### [TASK STATEMENT]
Copy out all lines carrying the word "Doutor".

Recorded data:
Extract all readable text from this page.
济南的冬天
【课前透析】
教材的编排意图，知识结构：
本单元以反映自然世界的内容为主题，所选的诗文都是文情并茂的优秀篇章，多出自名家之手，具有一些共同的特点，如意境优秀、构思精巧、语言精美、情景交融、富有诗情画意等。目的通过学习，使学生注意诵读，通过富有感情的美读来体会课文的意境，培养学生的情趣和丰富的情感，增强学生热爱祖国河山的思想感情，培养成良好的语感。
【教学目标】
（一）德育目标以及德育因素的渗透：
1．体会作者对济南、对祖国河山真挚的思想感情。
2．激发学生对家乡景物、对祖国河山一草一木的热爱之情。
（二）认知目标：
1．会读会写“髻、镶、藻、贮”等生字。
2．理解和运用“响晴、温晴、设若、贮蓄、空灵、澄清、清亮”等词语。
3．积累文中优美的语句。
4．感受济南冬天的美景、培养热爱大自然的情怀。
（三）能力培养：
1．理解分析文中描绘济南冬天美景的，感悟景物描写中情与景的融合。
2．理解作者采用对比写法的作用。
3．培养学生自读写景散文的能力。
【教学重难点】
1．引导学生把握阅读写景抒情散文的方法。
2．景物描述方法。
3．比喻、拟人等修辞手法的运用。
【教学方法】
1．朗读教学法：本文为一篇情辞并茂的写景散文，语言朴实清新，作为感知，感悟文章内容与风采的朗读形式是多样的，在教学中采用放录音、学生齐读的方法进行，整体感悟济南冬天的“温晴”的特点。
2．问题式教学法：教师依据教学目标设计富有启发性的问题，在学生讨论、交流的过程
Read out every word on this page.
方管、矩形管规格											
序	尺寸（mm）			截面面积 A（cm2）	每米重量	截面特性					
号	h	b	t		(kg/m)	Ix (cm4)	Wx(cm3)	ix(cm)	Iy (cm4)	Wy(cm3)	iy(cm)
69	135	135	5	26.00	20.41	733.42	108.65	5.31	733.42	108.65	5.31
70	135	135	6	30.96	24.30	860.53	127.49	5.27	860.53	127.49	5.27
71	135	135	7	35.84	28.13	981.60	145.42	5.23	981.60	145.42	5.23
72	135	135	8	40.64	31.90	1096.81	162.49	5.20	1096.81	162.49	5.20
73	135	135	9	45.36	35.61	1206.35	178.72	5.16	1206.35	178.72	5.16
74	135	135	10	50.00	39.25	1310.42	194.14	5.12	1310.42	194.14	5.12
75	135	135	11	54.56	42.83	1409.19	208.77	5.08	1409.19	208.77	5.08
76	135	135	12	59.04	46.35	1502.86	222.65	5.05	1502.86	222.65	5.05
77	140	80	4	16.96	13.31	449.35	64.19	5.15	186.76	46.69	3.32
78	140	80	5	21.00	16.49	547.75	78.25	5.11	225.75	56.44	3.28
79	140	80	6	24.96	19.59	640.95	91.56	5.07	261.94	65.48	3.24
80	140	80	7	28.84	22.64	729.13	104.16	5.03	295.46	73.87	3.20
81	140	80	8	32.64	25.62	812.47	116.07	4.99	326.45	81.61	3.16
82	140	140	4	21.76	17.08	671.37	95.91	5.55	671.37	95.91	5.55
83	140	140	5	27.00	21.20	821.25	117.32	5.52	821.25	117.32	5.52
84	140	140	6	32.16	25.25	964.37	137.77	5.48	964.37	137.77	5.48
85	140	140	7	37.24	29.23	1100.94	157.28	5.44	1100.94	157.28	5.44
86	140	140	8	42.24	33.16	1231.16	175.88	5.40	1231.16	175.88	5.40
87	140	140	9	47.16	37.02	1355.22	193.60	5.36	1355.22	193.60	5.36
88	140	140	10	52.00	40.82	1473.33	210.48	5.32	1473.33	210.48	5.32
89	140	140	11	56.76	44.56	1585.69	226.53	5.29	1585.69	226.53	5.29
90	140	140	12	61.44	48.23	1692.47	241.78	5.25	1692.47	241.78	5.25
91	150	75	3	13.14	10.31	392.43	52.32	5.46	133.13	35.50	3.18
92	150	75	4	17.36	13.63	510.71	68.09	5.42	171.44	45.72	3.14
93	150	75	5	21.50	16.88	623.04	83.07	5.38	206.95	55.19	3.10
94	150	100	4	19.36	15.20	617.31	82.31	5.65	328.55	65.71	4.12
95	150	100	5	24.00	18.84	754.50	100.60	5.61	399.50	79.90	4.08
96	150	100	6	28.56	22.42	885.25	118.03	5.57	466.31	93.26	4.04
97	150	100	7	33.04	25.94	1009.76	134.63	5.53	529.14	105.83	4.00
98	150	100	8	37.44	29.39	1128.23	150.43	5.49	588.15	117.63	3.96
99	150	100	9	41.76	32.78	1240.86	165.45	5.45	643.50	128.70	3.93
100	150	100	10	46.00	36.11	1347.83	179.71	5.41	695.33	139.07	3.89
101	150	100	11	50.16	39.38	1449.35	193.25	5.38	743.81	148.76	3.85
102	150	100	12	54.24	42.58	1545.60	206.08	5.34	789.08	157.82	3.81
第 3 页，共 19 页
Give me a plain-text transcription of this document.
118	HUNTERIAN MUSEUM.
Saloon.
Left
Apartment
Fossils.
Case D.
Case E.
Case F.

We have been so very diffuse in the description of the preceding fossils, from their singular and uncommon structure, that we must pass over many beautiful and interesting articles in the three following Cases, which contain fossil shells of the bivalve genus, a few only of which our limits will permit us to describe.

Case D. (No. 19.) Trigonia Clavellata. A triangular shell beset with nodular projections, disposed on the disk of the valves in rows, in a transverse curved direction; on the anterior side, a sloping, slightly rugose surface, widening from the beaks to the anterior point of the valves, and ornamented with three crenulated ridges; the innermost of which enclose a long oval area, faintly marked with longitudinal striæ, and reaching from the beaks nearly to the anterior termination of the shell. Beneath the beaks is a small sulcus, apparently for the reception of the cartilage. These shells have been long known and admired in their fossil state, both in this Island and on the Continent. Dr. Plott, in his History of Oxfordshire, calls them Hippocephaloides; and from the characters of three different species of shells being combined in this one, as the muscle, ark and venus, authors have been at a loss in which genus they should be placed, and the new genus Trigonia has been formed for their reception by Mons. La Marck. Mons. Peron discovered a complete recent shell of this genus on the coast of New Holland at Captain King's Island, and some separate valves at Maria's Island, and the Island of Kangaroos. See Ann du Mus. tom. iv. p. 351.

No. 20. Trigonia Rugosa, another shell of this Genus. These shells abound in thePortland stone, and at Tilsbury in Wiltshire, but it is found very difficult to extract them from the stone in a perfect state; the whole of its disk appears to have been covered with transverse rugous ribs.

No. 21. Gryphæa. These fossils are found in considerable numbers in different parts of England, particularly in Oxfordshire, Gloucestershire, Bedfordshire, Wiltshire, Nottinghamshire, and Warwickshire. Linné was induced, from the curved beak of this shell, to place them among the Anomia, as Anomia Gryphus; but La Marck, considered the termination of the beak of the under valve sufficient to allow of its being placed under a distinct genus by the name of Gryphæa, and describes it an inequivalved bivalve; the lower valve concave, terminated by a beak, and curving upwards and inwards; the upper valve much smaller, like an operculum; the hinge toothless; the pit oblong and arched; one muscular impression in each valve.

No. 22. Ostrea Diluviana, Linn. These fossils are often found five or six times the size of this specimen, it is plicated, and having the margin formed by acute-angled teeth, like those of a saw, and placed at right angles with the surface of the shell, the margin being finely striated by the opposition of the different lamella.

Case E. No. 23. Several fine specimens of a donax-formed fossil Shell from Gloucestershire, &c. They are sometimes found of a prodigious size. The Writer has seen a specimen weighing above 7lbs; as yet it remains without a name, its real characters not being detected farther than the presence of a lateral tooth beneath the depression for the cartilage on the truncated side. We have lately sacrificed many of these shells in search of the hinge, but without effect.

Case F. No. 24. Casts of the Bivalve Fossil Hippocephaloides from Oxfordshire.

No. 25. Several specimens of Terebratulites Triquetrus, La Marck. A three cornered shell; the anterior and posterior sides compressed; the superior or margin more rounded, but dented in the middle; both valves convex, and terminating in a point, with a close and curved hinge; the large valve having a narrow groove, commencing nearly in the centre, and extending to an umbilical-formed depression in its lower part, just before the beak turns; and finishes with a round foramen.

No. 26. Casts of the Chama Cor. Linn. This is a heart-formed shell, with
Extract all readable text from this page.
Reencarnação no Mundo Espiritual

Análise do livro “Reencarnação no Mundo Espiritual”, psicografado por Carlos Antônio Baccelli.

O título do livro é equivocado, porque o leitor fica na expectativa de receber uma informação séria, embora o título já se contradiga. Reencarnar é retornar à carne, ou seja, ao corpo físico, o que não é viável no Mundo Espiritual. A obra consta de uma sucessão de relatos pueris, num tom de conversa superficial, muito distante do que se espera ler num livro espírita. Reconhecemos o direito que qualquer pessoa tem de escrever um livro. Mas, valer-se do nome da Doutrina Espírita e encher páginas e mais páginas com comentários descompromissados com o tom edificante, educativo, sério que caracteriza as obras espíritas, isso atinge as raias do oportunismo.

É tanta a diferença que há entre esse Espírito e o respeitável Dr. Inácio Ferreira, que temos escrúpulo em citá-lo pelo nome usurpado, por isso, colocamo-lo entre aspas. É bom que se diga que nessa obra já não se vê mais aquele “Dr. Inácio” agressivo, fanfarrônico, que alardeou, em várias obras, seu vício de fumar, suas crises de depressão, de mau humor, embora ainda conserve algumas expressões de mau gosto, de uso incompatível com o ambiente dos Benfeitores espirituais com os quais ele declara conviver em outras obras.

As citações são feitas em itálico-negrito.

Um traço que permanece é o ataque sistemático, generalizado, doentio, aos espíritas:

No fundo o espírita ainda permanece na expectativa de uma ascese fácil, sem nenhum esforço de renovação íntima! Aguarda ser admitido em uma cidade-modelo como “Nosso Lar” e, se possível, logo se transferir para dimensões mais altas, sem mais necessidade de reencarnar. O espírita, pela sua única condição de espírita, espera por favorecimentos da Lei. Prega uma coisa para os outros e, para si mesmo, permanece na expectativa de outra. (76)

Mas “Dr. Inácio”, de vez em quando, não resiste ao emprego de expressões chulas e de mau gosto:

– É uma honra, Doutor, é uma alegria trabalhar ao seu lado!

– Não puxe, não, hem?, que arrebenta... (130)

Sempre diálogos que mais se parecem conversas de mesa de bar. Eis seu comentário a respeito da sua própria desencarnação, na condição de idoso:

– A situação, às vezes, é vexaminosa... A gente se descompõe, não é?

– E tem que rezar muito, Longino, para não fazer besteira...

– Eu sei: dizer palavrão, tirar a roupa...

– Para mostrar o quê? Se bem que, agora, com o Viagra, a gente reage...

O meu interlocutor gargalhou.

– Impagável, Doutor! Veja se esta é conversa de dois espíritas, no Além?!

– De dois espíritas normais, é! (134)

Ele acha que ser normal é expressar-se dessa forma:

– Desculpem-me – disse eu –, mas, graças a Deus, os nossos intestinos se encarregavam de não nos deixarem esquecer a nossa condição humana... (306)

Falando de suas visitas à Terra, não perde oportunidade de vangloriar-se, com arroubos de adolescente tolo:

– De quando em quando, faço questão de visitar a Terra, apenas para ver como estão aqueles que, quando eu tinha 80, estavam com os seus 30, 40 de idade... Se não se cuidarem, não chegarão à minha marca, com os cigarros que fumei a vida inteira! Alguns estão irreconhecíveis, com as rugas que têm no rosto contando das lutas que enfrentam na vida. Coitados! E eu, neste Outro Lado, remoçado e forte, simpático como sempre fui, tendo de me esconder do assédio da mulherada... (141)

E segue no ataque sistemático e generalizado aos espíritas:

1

### [RESPONSE TO THE EXERCISE]
– É uma honra, Doutor, é uma alegria trabalhar ao seu lado!
– Impagável, Doutor! Veja se esta é conversa de dois espíritas, no Além?!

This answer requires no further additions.